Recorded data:
::::

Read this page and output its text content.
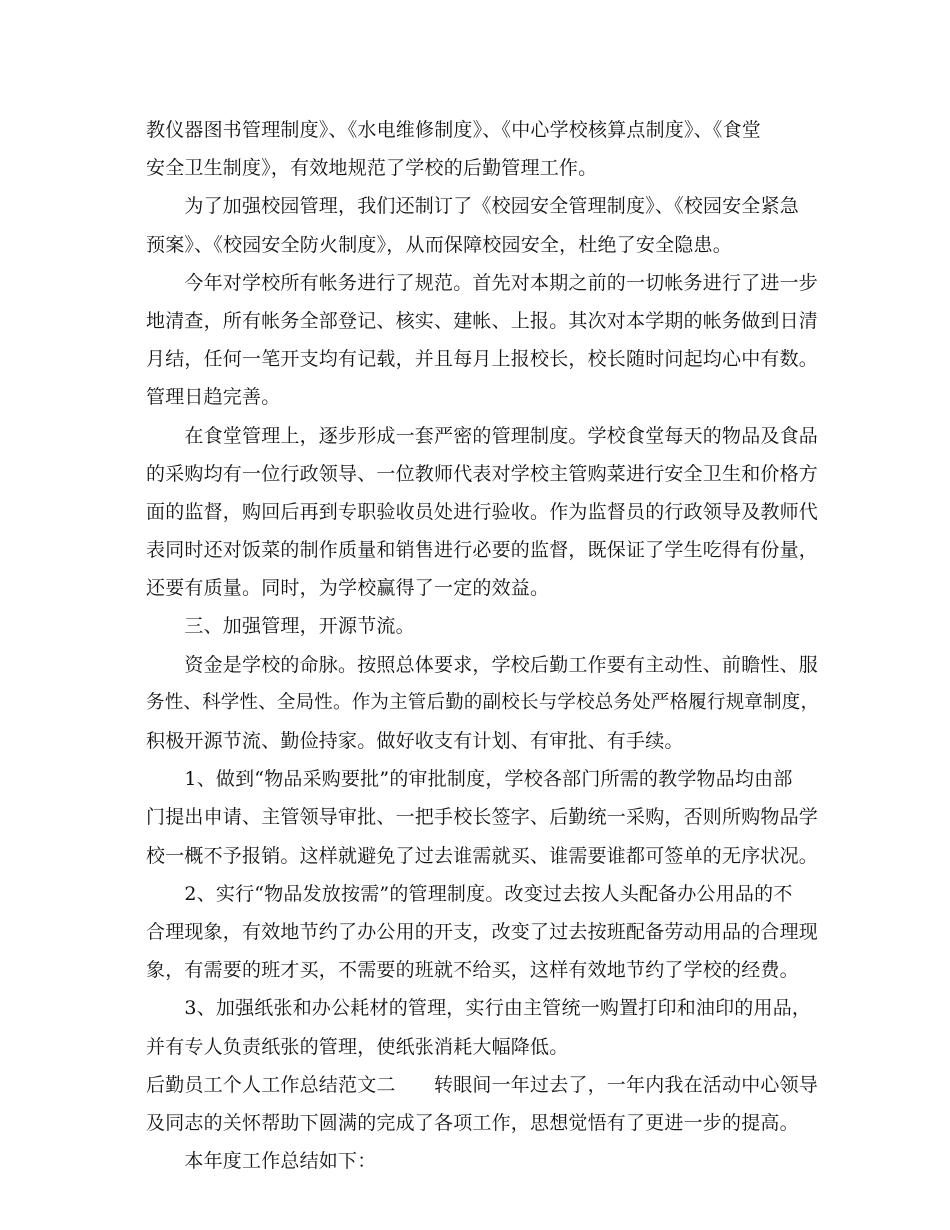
教仪器图书管理制度》、《水电维修制度》、《中心学校核算点制度》、《食堂
安全卫生制度》，有效地规范了学校的后勤管理工作。
　　为了加强校园管理，我们还制订了《校园安全管理制度》、《校园安全紧急
预案》、《校园安全防火制度》，从而保障校园安全，杜绝了安全隐患。
　　今年对学校所有帐务进行了规范。首先对本期之前的一切帐务进行了进一步
地清查，所有帐务全部登记、核实、建帐、上报。其次对本学期的帐务做到日清
月结，任何一笔开支均有记载，并且每月上报校长，校长随时问起均心中有数。
管理日趋完善。
　　在食堂管理上，逐步形成一套严密的管理制度。学校食堂每天的物品及食品
的采购均有一位行政领导、一位教师代表对学校主管购菜进行安全卫生和价格方
面的监督，购回后再到专职验收员处进行验收。作为监督员的行政领导及教师代
表同时还对饭菜的制作质量和销售进行必要的监督，既保证了学生吃得有份量，
还要有质量。同时，为学校赢得了一定的效益。
　　三、加强管理，开源节流。
　　资金是学校的命脉。按照总体要求，学校后勤工作要有主动性、前瞻性、服
务性、科学性、全局性。作为主管后勤的副校长与学校总务处严格履行规章制度，
积极开源节流、勤俭持家。做好收支有计划、有审批、有手续。
　　1、做到“物品采购要批”的审批制度，学校各部门所需的教学物品均由部
门提出申请、主管领导审批、一把手校长签字、后勤统一采购，否则所购物品学
校一概不予报销。这样就避免了过去谁需就买、谁需要谁都可签单的无序状况。
　　2、实行“物品发放按需”的管理制度。改变过去按人头配备办公用品的不
合理现象，有效地节约了办公用的开支，改变了过去按班配备劳动用品的合理现
象，有需要的班才买，不需要的班就不给买，这样有效地节约了学校的经费。
　　3、加强纸张和办公耗材的管理，实行由主管统一购置打印和油印的用品，
并有专人负责纸张的管理，使纸张消耗大幅降低。
后勤员工个人工作总结范文二　　转眼间一年过去了，一年内我在活动中心领导
及同志的关怀帮助下圆满的完成了各项工作，思想觉悟有了更进一步的提高。
　　本年度工作总结如下：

::::

Extract the full listing above verbatim; pictures are to be left out of the copy.

**Reply to the task:**
Read this page and output its text content.
教仪器图书管理制度》、《水电维修制度》、《中心学校核算点制度》、《食堂
安全卫生制度》，有效地规范了学校的后勤管理工作。
　　为了加强校园管理，我们还制订了《校园安全管理制度》、《校园安全紧急
预案》、《校园安全防火制度》，从而保障校园安全，杜绝了安全隐患。
　　今年对学校所有帐务进行了规范。首先对本期之前的一切帐务进行了进一步
地清查，所有帐务全部登记、核实、建帐、上报。其次对本学期的帐务做到日清
月结，任何一笔开支均有记载，并且每月上报校长，校长随时问起均心中有数。
管理日趋完善。
　　在食堂管理上，逐步形成一套严密的管理制度。学校食堂每天的物品及食品
的采购均有一位行政领导、一位教师代表对学校主管购菜进行安全卫生和价格方
面的监督，购回后再到专职验收员处进行验收。作为监督员的行政领导及教师代
表同时还对饭菜的制作质量和销售进行必要的监督，既保证了学生吃得有份量，
还要有质量。同时，为学校赢得了一定的效益。
　　三、加强管理，开源节流。
　　资金是学校的命脉。按照总体要求，学校后勤工作要有主动性、前瞻性、服
务性、科学性、全局性。作为主管后勤的副校长与学校总务处严格履行规章制度，
积极开源节流、勤俭持家。做好收支有计划、有审批、有手续。
　　1、做到“物品采购要批”的审批制度，学校各部门所需的教学物品均由部
门提出申请、主管领导审批、一把手校长签字、后勤统一采购，否则所购物品学
校一概不予报销。这样就避免了过去谁需就买、谁需要谁都可签单的无序状况。
　　2、实行“物品发放按需”的管理制度。改变过去按人头配备办公用品的不
合理现象，有效地节约了办公用的开支，改变了过去按班配备劳动用品的合理现
象，有需要的班才买，不需要的班就不给买，这样有效地节约了学校的经费。
　　3、加强纸张和办公耗材的管理，实行由主管统一购置打印和油印的用品，
并有专人负责纸张的管理，使纸张消耗大幅降低。
后勤员工个人工作总结范文二　　转眼间一年过去了，一年内我在活动中心领导
及同志的关怀帮助下圆满的完成了各项工作，思想觉悟有了更进一步的提高。
　　本年度工作总结如下：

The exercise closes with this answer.